▶ **Problem**
Return every line below in which "ylabel" appears.

▶ **Provided material**
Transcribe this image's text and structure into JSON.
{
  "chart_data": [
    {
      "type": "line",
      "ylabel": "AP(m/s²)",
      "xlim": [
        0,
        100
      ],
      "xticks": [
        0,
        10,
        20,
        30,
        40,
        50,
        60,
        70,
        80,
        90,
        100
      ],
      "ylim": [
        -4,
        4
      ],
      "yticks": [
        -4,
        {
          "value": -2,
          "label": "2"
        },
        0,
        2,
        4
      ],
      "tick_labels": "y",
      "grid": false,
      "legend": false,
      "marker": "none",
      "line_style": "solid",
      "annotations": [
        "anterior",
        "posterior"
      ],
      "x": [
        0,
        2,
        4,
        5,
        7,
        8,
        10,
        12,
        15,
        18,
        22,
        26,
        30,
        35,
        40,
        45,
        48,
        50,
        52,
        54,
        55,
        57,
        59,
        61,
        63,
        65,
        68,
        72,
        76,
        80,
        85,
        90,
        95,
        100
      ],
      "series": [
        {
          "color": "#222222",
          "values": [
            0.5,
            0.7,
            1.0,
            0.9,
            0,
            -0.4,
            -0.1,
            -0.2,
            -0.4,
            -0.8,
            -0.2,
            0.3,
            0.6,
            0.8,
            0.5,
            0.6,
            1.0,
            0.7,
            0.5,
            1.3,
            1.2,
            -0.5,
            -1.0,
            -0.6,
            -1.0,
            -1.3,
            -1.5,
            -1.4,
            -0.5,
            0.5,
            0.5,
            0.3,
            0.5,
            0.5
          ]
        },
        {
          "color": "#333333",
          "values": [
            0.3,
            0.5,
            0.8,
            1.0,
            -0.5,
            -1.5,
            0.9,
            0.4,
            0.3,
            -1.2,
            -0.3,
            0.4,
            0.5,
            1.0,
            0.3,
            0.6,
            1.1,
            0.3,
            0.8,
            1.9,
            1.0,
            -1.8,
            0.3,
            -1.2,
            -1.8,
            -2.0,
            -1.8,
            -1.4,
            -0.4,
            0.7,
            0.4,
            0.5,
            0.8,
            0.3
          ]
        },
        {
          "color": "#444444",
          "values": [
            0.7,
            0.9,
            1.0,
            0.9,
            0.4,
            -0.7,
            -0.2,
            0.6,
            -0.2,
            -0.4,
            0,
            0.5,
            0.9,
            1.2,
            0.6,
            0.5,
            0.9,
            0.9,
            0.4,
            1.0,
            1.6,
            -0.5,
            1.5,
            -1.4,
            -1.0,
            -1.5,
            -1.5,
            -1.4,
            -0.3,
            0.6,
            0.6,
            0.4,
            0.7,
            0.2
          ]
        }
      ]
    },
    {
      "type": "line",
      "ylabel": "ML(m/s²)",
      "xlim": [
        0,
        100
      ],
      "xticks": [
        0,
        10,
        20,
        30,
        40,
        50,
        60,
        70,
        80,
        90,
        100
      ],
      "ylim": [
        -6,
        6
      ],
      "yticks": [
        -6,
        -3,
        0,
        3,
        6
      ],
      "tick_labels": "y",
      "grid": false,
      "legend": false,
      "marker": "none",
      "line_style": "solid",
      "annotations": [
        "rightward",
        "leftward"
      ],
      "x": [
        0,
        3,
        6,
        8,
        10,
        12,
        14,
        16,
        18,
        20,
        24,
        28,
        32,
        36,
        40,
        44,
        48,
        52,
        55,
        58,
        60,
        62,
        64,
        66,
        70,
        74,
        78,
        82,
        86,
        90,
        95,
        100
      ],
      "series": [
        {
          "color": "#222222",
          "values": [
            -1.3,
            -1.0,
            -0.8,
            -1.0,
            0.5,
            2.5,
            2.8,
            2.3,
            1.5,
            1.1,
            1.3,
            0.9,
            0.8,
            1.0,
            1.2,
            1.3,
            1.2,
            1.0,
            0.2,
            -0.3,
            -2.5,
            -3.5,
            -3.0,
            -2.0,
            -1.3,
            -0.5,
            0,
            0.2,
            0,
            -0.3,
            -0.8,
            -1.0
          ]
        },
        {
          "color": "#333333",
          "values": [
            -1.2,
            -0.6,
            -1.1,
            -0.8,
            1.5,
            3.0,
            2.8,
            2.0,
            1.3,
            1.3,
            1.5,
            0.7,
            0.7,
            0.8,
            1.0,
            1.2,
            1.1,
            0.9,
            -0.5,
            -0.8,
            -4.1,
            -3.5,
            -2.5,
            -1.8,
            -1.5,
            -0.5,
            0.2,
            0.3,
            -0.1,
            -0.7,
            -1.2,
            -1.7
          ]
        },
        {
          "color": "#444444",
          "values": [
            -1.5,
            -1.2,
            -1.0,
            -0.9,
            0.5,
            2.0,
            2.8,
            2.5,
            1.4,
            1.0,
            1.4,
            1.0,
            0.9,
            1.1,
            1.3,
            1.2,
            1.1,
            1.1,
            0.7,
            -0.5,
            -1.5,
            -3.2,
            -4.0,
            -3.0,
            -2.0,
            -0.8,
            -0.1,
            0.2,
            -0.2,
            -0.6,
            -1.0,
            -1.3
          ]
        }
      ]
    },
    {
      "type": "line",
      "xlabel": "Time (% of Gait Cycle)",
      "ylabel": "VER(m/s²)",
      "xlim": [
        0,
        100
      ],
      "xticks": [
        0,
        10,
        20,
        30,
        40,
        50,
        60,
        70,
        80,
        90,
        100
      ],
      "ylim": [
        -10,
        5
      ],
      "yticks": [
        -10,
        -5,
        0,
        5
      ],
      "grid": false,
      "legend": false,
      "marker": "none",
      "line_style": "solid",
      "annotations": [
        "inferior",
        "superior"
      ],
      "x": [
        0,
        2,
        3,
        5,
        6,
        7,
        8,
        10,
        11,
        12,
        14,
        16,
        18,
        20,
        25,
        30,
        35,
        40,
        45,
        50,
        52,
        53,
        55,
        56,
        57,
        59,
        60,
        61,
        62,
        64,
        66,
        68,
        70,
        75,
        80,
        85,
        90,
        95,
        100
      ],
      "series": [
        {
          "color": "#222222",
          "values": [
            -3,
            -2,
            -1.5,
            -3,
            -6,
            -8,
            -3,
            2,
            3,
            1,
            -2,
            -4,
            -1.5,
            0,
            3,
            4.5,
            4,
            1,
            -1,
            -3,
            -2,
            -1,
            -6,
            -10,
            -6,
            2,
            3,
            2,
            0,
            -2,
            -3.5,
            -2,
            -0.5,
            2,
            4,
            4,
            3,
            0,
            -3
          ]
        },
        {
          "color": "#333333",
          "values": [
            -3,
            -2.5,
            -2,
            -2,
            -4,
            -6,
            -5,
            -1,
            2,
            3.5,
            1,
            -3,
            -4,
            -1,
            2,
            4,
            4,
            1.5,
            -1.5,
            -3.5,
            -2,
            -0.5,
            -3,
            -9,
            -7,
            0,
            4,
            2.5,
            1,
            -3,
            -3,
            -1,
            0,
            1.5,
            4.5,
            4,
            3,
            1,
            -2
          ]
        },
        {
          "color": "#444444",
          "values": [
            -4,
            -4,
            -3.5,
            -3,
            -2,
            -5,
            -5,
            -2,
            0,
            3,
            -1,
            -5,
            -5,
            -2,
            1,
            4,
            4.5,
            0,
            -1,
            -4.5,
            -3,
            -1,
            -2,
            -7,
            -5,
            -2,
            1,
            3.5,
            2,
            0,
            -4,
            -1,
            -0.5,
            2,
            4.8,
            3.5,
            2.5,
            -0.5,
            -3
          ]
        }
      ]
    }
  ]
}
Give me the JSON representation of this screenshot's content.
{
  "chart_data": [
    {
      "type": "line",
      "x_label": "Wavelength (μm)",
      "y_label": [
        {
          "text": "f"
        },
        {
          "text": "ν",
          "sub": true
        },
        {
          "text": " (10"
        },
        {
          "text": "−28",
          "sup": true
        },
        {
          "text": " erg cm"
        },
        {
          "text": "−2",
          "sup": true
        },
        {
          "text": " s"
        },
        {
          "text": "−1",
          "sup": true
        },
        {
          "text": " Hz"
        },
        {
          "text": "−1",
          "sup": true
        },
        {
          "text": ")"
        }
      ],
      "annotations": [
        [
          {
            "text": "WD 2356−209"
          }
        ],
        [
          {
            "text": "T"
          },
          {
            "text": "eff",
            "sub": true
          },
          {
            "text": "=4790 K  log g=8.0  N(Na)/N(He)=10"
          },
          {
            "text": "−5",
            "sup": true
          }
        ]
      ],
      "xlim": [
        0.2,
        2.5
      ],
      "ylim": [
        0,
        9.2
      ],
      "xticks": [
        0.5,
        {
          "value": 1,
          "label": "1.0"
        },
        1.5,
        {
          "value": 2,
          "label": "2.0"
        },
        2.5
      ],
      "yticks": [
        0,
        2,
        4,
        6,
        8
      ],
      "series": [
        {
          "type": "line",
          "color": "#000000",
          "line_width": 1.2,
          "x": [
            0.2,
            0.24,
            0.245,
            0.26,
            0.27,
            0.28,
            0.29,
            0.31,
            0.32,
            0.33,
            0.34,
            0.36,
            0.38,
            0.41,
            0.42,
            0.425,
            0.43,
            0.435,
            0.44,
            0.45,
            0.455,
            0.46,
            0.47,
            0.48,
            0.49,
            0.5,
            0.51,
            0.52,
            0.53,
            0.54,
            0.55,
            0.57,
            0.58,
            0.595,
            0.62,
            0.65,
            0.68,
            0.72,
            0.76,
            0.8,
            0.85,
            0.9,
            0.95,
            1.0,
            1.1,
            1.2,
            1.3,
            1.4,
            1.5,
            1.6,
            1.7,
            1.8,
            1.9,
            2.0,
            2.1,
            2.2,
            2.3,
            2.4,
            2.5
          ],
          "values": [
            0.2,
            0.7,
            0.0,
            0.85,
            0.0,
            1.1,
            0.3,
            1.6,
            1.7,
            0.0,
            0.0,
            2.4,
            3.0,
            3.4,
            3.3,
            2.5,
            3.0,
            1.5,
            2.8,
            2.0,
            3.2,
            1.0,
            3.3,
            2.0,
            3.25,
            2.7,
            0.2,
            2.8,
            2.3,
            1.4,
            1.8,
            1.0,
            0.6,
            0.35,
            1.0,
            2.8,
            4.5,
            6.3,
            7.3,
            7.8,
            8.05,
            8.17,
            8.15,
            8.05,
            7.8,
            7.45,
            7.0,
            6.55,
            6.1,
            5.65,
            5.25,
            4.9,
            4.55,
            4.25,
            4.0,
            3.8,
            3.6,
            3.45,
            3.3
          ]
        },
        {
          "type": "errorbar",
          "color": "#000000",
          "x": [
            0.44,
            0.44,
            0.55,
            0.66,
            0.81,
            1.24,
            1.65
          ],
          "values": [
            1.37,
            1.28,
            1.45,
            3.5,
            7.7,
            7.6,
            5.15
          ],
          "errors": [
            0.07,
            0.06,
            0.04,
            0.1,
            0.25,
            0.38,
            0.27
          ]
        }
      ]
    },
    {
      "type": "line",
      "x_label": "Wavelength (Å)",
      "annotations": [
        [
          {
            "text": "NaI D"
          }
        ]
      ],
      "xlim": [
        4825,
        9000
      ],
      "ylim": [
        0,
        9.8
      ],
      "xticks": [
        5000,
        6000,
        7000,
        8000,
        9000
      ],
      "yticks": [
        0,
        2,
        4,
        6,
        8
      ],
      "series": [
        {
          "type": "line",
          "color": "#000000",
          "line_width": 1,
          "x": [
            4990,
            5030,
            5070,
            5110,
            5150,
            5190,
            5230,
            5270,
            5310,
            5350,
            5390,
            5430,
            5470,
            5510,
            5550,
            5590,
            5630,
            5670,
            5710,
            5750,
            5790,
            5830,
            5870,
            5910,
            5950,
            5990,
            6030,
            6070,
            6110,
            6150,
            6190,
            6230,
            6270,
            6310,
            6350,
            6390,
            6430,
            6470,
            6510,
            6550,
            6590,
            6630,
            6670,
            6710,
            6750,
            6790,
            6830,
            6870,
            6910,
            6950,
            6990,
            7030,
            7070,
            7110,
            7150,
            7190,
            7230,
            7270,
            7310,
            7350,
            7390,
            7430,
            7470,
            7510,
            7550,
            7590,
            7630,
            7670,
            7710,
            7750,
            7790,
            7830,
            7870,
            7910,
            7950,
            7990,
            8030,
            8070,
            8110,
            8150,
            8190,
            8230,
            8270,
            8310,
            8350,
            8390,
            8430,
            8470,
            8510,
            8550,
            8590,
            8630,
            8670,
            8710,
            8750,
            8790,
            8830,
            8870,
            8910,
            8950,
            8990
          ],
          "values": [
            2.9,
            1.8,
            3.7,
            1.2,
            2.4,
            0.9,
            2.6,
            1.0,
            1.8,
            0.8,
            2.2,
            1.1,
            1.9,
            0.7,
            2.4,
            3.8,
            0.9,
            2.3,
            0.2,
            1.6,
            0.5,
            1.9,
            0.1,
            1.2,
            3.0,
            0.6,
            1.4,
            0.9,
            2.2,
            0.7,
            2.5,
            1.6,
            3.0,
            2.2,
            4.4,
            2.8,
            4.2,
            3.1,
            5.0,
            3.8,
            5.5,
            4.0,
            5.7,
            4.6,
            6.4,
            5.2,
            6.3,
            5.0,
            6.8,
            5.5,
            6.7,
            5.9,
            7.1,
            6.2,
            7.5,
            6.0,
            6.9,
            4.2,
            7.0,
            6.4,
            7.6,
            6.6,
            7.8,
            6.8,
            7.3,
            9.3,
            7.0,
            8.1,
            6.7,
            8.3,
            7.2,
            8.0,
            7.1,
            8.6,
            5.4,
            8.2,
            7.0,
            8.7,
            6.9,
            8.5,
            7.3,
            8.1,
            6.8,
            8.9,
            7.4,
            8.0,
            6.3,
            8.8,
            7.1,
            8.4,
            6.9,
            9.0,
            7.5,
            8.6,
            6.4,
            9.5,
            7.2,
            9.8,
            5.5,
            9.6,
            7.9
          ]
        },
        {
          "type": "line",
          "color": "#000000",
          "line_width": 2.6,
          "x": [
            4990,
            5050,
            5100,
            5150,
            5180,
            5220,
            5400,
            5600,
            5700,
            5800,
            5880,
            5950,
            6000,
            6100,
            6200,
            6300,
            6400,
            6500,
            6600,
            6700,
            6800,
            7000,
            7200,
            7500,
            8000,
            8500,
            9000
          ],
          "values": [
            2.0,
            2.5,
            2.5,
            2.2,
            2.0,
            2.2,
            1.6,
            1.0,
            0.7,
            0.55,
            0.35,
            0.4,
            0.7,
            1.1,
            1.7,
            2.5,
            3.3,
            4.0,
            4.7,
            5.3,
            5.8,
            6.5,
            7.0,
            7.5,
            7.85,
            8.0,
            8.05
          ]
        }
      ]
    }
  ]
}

▶ **Output of the exercise**
      "ylabel": "AP(m/s²)",
      "ylabel": "ML(m/s²)",
      "ylabel": "VER(m/s²)",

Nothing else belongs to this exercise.